▶ _What you should do_:
Return all lines in the material below that contain "มเหน".

— START —

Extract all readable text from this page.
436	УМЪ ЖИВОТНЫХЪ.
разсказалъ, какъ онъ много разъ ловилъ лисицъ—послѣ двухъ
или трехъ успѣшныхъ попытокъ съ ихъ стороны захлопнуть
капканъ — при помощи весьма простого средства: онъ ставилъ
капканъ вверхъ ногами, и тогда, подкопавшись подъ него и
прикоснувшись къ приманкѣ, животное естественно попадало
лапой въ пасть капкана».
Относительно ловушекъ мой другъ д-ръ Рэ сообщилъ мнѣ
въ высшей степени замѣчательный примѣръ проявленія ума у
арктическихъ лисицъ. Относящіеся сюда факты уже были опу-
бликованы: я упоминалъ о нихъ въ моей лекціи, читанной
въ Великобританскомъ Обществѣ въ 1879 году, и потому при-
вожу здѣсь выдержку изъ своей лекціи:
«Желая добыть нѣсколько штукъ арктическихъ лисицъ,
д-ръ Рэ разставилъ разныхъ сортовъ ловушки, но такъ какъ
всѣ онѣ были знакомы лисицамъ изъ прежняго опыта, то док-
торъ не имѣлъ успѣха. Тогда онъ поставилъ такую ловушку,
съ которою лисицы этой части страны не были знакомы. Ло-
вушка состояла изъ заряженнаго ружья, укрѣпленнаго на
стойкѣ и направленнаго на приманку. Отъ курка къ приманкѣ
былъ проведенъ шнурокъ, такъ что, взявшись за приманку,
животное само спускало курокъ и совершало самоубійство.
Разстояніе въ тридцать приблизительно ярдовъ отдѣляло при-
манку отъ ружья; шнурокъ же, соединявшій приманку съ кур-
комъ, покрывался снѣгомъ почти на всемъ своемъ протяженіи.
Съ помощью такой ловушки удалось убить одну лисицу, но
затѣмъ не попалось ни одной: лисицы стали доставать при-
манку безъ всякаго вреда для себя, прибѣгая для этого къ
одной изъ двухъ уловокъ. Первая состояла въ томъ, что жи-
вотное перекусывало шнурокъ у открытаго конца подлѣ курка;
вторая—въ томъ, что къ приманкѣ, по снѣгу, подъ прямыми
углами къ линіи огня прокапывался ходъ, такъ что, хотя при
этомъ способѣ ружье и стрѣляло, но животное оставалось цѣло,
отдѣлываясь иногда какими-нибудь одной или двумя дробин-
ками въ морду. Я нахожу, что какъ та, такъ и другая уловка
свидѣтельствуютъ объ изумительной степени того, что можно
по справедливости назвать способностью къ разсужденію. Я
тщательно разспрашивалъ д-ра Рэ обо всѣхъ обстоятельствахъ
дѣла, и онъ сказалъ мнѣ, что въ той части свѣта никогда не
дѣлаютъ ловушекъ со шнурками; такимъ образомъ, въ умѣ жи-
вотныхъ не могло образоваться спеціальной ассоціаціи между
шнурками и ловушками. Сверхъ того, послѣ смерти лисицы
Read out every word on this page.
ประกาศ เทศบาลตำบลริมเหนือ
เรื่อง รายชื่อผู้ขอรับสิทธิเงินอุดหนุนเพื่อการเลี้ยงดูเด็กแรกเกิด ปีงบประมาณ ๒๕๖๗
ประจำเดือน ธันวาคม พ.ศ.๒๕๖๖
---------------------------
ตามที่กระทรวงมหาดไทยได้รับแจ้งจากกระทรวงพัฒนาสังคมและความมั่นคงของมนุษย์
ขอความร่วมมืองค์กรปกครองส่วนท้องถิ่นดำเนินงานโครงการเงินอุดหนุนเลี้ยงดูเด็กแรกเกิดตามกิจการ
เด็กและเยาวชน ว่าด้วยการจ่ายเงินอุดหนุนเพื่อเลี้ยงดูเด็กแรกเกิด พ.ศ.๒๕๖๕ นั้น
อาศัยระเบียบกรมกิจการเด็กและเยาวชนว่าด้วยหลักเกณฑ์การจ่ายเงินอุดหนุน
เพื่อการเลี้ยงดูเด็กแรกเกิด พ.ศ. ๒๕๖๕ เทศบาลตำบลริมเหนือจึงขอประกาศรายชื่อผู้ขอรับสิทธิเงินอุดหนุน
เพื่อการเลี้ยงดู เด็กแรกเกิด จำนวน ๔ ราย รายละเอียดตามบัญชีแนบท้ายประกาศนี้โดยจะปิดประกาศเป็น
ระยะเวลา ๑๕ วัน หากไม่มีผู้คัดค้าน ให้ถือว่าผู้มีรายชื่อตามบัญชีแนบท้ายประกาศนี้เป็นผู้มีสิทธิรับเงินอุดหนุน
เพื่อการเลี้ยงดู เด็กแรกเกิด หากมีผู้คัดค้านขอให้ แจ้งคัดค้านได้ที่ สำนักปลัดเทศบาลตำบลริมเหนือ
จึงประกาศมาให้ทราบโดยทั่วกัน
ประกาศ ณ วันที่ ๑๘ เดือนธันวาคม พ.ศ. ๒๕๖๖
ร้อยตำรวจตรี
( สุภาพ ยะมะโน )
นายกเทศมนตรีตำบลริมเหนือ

— END —

▶ _Response to the task_:
ประกาศ เทศบาลตำบลริมเหนือ
เพื่อการเลี้ยงดูเด็กแรกเกิด พ.ศ. ๒๕๖๕ เทศบาลตำบลริมเหนือจึงขอประกาศรายชื่อผู้ขอรับสิทธิเงินอุดหนุน
เพื่อการเลี้ยงดู เด็กแรกเกิด หากมีผู้คัดค้านขอให้ แจ้งคัดค้านได้ที่ สำนักปลัดเทศบาลตำบลริมเหนือ
นายกเทศมนตรีตำบลริมเหนือ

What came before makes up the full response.